Find the string "Supported" and gather every line that holds it.
==== EXCERPTED DATA ====
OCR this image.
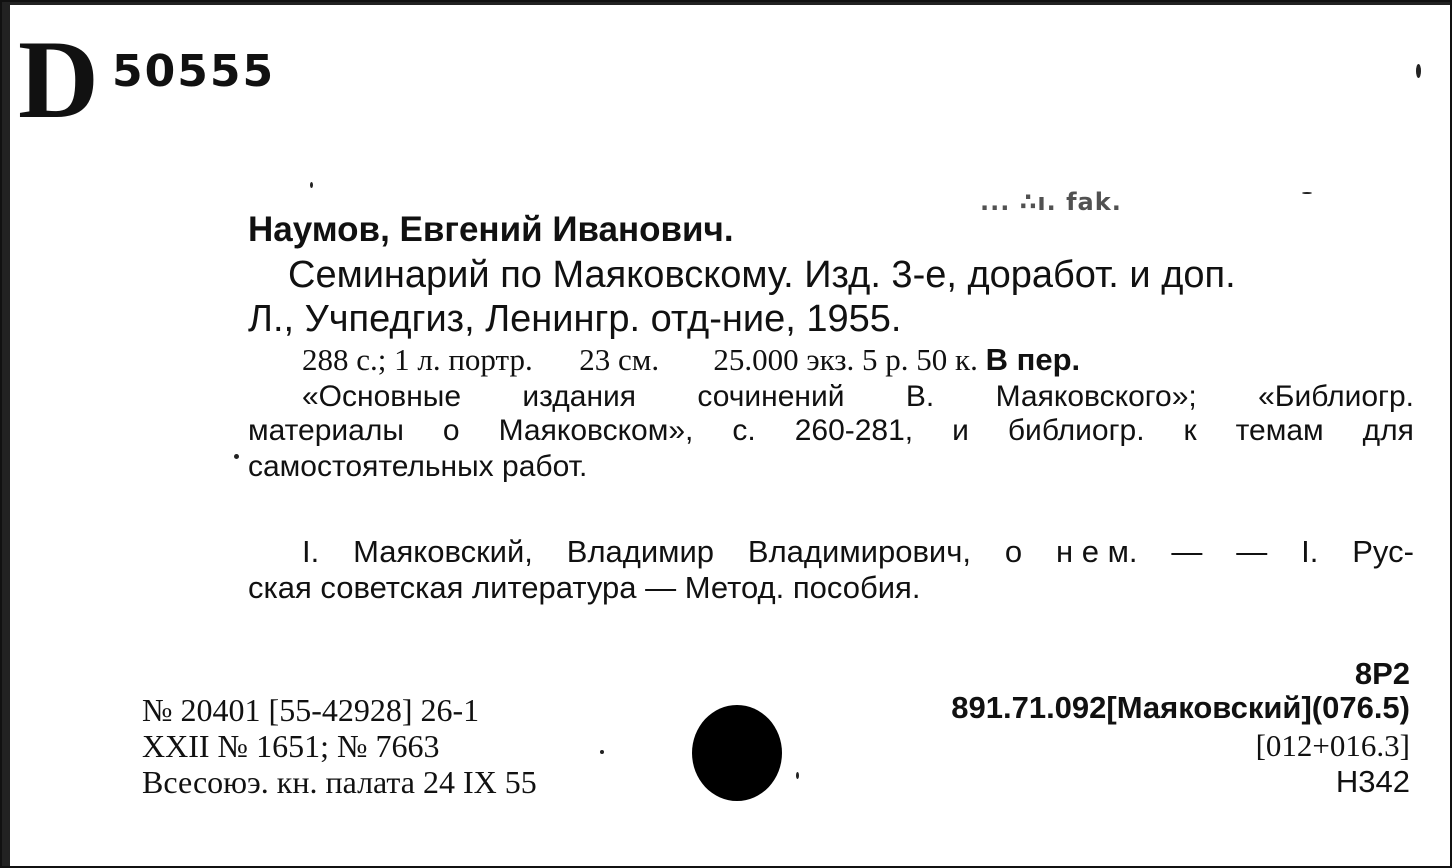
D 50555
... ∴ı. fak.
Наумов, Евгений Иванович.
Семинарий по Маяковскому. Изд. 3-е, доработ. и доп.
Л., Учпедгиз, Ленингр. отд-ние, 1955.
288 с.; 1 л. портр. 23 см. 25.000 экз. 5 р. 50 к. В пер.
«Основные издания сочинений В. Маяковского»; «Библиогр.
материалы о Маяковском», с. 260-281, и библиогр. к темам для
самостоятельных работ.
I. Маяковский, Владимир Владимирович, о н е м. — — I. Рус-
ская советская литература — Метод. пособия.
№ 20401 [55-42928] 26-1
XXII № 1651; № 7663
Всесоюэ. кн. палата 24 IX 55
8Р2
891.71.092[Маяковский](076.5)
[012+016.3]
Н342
====
==== EXCERPTED DATA ====
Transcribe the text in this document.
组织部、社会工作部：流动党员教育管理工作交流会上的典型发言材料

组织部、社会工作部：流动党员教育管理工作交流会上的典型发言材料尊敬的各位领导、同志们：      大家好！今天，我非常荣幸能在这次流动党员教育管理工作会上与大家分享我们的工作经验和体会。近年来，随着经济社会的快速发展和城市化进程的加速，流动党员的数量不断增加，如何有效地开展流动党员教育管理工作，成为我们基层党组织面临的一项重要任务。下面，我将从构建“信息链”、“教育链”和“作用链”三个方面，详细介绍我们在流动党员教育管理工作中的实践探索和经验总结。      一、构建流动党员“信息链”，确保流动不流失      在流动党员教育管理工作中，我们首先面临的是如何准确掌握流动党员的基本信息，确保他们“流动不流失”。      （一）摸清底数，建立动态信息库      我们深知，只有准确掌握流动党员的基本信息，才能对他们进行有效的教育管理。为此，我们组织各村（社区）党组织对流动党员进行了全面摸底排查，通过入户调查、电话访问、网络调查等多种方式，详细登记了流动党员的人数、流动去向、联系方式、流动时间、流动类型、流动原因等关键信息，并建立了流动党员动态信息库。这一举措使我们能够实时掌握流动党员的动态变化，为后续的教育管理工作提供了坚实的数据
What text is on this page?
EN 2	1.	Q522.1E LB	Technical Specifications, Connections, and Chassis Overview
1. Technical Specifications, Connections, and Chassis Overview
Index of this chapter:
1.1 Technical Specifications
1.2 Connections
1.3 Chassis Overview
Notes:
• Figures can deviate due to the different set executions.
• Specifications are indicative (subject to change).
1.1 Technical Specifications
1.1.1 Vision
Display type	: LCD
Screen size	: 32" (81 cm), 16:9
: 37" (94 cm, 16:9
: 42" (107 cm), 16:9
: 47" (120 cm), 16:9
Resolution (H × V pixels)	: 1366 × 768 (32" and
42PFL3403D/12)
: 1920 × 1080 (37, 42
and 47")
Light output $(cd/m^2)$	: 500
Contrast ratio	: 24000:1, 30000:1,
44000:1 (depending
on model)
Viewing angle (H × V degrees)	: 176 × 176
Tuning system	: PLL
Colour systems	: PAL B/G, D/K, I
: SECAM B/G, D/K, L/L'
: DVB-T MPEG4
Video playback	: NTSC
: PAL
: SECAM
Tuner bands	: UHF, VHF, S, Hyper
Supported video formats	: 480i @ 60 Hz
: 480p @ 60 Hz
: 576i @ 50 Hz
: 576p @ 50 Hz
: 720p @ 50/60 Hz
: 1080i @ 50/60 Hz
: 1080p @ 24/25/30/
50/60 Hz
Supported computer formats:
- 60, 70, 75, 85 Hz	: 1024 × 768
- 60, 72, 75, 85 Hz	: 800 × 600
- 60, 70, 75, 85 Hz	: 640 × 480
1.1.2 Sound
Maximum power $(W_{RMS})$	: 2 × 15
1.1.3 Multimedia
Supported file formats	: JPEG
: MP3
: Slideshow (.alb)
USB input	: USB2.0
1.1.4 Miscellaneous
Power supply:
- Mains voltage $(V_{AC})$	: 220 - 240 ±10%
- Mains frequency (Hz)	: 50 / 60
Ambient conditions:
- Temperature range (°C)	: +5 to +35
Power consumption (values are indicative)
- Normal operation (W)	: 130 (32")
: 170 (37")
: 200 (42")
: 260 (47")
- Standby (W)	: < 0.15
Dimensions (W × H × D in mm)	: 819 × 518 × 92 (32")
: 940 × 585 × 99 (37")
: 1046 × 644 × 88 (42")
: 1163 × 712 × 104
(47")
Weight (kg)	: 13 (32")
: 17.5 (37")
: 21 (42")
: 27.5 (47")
====
[FINAL ANSWER]
Supported video formats	: 480i @ 60 Hz
Supported computer formats:
Supported file formats	: JPEG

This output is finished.